Exercise task =
Make an exact copy of the listing below.

Provided data =
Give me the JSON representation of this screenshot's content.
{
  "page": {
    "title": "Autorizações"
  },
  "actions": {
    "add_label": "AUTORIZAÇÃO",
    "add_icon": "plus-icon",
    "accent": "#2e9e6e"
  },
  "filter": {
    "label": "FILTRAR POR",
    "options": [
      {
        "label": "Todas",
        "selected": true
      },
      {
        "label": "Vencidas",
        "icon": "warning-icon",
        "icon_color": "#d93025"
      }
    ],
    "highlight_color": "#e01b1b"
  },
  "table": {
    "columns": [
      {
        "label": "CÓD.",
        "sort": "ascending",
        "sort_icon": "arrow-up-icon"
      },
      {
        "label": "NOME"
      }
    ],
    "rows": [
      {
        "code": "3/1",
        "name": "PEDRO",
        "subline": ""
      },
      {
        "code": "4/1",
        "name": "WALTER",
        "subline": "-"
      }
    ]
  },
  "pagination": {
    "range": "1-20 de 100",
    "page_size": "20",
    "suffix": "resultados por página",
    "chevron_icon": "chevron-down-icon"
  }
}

Problem solution =
Give me the JSON representation of this screenshot's content.
{
  "page": {
    "title": "Autorizações"
  },
  "actions": {
    "add_label": "AUTORIZAÇÃO",
    "add_icon": "plus-icon",
    "accent": "#2e9e6e"
  },
  "filter": {
    "label": "FILTRAR POR",
    "options": [
      {
        "label": "Todas",
        "selected": true
      },
      {
        "label": "Vencidas",
        "icon": "warning-icon",
        "icon_color": "#d93025"
      }
    ],
    "highlight_color": "#e01b1b"
  },
  "table": {
    "columns": [
      {
        "label": "CÓD.",
        "sort": "ascending",
        "sort_icon": "arrow-up-icon"
      },
      {
        "label": "NOME"
      }
    ],
    "rows": [
      {
        "code": "3/1",
        "name": "PEDRO",
        "subline": ""
      },
      {
        "code": "4/1",
        "name": "WALTER",
        "subline": "-"
      }
    ]
  },
  "pagination": {
    "range": "1-20 de 100",
    "page_size": "20",
    "suffix": "resultados por página",
    "chevron_icon": "chevron-down-icon"
  }
}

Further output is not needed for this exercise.